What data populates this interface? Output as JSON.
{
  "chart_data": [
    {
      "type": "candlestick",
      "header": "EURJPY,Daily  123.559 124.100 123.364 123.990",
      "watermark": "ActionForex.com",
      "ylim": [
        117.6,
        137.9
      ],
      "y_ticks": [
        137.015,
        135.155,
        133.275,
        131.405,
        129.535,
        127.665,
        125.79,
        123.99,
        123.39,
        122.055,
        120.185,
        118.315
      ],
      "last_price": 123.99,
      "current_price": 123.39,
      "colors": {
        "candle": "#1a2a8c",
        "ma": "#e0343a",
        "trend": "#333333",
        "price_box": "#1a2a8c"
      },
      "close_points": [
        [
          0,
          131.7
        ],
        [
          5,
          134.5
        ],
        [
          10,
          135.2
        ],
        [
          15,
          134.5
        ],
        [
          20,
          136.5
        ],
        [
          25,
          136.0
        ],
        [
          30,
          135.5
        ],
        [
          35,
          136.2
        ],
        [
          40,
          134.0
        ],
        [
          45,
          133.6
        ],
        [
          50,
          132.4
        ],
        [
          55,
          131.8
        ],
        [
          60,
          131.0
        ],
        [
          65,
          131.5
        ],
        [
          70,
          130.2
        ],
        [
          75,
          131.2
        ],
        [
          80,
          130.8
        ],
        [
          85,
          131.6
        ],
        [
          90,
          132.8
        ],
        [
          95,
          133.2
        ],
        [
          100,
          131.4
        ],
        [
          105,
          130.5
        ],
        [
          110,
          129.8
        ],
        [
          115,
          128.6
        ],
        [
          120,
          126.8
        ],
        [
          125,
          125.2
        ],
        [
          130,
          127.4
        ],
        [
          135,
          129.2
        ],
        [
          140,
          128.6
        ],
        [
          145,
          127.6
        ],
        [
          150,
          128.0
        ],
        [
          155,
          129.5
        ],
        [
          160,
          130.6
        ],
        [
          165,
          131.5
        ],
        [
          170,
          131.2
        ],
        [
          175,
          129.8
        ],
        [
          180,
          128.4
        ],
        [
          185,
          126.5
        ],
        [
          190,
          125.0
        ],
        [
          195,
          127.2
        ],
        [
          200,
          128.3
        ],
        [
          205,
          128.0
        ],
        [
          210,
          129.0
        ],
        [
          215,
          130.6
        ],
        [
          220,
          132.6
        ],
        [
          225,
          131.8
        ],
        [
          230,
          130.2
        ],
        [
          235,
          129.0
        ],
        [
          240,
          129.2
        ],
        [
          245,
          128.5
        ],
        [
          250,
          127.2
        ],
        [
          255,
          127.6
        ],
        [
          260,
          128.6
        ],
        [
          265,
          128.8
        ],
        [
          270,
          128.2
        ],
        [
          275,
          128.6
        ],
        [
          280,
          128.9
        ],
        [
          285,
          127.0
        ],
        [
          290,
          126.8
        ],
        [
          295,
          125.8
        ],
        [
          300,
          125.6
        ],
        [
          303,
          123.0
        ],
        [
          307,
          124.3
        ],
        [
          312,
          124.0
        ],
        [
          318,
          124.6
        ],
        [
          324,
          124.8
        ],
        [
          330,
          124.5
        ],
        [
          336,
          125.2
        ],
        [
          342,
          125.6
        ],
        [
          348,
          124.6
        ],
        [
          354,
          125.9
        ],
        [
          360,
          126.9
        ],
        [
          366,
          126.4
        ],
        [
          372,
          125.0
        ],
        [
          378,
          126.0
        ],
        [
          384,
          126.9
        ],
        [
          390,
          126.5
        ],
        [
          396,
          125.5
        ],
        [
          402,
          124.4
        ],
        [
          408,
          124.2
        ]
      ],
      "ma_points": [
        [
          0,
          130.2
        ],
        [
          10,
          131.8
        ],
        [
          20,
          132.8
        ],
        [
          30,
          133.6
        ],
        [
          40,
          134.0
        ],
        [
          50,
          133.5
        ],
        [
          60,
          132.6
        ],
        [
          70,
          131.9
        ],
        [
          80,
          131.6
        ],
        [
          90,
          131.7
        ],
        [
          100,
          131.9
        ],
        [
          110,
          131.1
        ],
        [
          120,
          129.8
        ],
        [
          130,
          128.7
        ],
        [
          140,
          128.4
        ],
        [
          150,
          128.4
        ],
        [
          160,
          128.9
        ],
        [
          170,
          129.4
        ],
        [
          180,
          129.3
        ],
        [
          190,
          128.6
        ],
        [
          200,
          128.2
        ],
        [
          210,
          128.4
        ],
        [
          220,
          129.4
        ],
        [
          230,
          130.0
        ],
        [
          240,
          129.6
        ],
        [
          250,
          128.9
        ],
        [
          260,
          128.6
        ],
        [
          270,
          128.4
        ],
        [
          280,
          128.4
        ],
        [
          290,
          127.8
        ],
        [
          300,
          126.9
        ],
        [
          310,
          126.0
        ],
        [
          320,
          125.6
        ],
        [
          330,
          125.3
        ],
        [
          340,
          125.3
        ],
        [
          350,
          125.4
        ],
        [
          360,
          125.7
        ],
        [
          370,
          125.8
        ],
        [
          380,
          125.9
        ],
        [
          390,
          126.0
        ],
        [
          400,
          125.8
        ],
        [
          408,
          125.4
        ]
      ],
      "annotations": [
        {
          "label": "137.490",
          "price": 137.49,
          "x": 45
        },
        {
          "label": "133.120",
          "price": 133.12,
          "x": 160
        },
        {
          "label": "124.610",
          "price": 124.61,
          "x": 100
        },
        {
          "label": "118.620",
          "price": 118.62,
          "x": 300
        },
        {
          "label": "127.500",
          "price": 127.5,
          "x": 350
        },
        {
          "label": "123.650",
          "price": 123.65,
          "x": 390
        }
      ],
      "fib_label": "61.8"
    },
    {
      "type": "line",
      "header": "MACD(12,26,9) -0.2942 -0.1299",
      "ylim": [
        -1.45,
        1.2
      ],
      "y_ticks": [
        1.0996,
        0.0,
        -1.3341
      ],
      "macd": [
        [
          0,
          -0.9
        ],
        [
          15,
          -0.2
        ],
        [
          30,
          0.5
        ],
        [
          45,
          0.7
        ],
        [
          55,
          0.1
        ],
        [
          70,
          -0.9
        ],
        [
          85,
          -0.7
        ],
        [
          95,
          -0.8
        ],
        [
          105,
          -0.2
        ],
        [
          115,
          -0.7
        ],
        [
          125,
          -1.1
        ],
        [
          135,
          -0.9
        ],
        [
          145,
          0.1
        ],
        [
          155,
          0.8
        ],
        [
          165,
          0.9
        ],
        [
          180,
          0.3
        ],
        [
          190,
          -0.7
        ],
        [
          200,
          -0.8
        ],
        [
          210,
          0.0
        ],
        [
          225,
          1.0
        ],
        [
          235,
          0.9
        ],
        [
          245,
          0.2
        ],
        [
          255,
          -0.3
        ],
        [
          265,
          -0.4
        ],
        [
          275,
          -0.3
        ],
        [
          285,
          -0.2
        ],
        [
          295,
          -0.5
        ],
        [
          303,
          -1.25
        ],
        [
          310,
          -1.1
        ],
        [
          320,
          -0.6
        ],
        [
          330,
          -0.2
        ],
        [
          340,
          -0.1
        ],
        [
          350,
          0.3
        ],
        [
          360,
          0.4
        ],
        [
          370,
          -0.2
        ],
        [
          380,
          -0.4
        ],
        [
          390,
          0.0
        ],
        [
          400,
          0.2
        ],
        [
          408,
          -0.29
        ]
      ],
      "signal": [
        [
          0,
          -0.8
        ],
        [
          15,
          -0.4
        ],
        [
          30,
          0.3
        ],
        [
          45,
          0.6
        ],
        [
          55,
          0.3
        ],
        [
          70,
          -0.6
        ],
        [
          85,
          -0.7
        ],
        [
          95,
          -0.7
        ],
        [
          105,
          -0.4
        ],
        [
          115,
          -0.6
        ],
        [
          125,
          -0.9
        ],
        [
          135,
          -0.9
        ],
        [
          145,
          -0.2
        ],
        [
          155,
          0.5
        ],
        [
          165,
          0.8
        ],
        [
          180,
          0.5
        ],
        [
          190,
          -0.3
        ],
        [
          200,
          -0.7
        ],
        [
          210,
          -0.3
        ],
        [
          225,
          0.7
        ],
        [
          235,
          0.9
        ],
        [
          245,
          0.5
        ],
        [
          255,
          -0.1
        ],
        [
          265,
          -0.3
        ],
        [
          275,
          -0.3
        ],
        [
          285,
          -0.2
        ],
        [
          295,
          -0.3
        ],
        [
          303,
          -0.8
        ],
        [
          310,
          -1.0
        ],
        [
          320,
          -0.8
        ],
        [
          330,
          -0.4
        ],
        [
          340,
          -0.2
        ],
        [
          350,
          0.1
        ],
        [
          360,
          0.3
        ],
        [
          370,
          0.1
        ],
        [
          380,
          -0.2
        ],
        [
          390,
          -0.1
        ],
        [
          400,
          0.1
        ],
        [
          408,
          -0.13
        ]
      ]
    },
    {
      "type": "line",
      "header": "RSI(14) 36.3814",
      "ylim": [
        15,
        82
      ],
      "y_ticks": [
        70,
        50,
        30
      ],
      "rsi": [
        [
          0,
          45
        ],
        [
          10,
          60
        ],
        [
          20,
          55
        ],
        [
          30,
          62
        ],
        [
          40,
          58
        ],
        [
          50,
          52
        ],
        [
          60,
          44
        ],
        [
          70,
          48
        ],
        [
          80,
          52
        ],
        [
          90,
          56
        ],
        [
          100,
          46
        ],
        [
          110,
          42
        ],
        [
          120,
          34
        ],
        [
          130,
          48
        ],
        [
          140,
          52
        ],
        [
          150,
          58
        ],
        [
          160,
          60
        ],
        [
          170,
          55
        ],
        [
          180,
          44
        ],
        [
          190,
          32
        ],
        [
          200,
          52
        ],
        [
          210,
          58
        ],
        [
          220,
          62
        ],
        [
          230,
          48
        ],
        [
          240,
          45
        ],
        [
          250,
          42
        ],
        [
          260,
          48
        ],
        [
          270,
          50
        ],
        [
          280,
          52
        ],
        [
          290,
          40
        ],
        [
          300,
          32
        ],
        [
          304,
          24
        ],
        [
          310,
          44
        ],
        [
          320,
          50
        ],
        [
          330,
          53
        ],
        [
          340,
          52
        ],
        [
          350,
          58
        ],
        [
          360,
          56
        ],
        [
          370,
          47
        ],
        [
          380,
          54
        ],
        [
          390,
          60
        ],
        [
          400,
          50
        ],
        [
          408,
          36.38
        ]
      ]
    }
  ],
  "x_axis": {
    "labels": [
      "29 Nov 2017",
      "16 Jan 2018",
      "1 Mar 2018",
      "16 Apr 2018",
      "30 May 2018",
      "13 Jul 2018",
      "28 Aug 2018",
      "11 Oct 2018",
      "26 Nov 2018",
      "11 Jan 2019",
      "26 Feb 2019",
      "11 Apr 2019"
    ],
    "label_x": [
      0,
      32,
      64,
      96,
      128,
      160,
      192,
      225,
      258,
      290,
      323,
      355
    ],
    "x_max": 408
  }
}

- The request
Using the listing above, show every line that includes the string "header".

- Reply
      "header": "EURJPY,Daily  123.559 124.100 123.364 123.990",
      "header": "MACD(12,26,9) -0.2942 -0.1299",
      "header": "RSI(14) 36.3814",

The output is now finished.